== QUOTED PASSAGE ==

*****

Based on CL 2007-12, whereby the Plan is required to report potential fraud and abuse
related to providers with exposure over $20,000, we found that the Plan should have
reported 93 of 189 “open cases” to the OIG during the audit scope. We could not
determine the timeliness of the reporting based on the information provided.

The Plan reported a total of 42 OIG referrals and a total of 163 open provider cases from
2007 through 2010. However, only 2 of the 42 OIG referrals could be located within the
163 total cases. It is not clear why the other cases the Plan referred to the OIG could not
be found.

From 2007 through 2010, we also reviewed the Plan’s reported open cases for members
and compared those open cases to the Plan’s noted OIG referrals. The Plan opened 40
member cases from 2007 through 2010 as reported on its annual F&A reports to OPM.
Of the 42 OIG referrals listed during this time frame by the Plan, only 2 were member
cases. Neither of these cases could be found in the Plan’s list of 40 open member cases.
As noted above the Plan does not have an adequate or effective case tracking system,
which likely caused these discrepancies. We also found that six of the member cases met
the financial threshold of CL 2007-12 for referral to the OIG, but that none of them were
listed in the OIG referrals by the Plan.

*****

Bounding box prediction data
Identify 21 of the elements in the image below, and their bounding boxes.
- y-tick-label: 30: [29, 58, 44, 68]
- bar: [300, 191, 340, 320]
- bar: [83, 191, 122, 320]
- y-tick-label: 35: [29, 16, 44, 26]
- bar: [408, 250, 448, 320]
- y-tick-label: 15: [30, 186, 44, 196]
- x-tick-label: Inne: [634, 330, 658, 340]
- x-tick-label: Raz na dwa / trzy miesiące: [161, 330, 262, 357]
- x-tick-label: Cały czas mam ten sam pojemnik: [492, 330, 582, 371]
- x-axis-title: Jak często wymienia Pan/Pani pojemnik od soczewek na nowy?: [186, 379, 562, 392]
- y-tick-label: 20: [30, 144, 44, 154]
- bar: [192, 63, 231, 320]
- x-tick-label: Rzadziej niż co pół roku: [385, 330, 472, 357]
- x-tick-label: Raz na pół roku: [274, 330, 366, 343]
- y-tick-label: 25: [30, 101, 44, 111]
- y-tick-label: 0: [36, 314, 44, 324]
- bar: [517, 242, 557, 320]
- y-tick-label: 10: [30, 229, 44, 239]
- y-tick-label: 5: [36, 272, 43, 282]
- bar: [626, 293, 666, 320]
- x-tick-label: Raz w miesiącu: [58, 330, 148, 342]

*****

== ACTIVITY LIST ==
• A. Translate this sentence from the audit excerpt into French: "It is not clear why the other cases the Plan referred to the OIG could not be found."
• B. Write out the audit excerpt starting with "The Plan reported" and going on through "reports to OPM.", swapping "member cases" for "enrollee cases".
• C. Answer these questions from the audit excerpt.
(i) How many OIG referrals did the Plan report from 2007 through 2010?
(ii) How many member cases did the Plan open from 2007 through 2010?
(iii) How many of the member cases met the financial threshold of CL 2007-12 for referral to the OIG?

== SOLVED PROBLEMS ==
• A. On ne sait pas clairement pourquoi les autres dossiers que le Plan a transmis à l'OIG n'ont pas pu être retrouvés.

• B.
The Plan reported a total of 42 OIG referrals and a total of 163 open provider cases from
2007 through 2010. However, only 2 of the 42 OIG referrals could be located within the
163 total cases. It is not clear why the other cases the Plan referred to the OIG could not
be found.

From 2007 through 2010, we also reviewed the Plan’s reported open cases for members
and compared those open cases to the Plan’s noted OIG referrals. The Plan opened 40
enrollee cases from 2007 through 2010 as reported on its annual F&A reports to OPM.

• C.
(i) 42
(ii) 40
(iii) Six